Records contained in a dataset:
>> START
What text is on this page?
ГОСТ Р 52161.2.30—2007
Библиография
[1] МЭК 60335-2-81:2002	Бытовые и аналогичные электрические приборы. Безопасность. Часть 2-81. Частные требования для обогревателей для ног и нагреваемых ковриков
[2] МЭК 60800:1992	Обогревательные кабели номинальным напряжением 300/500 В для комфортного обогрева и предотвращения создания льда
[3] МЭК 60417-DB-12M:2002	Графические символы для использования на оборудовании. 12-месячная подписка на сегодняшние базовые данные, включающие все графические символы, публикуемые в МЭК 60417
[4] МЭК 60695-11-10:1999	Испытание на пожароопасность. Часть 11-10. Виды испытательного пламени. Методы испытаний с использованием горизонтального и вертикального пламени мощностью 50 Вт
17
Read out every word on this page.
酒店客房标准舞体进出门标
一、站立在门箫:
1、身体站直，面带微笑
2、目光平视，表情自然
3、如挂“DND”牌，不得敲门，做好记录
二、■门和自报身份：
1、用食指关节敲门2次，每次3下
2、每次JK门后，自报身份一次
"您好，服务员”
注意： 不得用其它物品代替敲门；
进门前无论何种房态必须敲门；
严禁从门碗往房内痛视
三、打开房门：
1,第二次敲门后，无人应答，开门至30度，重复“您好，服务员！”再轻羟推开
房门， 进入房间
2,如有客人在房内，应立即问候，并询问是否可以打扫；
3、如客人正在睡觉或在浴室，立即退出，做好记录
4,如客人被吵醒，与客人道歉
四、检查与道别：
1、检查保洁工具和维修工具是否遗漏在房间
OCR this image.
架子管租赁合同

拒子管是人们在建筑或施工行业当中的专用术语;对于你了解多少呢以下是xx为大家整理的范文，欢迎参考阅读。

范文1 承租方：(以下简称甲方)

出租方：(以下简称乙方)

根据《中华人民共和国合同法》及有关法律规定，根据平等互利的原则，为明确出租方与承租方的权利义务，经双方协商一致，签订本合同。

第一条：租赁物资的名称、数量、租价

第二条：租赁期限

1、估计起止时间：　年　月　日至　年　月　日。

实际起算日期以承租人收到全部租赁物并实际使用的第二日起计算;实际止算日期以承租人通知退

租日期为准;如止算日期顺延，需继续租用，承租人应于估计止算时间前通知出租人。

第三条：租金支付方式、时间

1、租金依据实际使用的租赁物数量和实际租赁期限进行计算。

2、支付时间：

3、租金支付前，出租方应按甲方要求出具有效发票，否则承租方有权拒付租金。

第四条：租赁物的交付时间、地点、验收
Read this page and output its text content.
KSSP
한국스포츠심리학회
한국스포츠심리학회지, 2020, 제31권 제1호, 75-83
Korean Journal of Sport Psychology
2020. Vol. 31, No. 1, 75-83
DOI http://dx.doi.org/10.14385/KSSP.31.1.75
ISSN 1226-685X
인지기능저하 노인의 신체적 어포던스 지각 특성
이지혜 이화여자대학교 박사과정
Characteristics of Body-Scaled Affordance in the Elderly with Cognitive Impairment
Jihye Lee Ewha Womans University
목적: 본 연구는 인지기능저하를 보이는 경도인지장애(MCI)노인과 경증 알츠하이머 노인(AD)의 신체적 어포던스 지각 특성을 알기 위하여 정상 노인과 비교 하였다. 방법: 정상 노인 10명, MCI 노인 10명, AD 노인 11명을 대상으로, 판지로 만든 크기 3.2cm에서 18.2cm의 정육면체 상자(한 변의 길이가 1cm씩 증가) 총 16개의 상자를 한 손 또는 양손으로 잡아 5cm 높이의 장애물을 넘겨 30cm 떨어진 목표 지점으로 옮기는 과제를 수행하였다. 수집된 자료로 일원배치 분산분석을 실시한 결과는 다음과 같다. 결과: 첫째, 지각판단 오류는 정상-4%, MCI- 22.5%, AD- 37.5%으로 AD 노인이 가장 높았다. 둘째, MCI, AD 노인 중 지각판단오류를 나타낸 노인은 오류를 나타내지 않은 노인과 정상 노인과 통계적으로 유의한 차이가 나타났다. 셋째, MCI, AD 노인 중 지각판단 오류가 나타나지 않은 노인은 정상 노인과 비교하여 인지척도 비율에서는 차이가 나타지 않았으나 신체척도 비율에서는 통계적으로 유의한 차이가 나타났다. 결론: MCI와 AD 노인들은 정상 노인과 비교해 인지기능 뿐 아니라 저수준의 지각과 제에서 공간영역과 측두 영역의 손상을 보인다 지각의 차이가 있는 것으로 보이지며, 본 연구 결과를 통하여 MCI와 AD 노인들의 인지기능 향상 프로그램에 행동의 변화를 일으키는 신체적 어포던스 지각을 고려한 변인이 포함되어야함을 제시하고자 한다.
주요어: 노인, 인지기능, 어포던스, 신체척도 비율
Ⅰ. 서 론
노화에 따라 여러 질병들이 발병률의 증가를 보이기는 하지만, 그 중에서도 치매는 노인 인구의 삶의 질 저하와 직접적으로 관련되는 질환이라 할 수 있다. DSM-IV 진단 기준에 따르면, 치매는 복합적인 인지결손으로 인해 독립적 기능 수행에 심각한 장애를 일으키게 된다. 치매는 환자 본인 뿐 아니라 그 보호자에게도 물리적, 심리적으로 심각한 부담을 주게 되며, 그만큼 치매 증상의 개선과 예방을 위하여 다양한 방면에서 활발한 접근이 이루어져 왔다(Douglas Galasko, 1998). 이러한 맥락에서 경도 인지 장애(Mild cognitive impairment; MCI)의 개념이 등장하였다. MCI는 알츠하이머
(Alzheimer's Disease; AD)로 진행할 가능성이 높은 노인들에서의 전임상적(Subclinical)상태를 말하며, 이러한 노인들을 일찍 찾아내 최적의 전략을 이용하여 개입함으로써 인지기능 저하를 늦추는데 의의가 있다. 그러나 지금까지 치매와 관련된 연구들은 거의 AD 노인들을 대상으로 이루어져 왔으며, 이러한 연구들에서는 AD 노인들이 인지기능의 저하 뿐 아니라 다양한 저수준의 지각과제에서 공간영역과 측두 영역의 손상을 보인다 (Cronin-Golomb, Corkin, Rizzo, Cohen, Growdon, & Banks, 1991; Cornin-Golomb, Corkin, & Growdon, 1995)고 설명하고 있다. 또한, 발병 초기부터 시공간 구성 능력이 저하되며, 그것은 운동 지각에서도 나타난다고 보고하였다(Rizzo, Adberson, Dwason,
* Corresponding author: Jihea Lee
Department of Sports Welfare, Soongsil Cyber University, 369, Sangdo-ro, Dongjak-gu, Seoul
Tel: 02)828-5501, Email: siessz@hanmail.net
>> END
§ GIVEN PROBLEM: Where does the word "Read" appear? Return each line that holds it.

§ PROBLEM SOLUTION:
Read out every word on this page.
Read this page and output its text content.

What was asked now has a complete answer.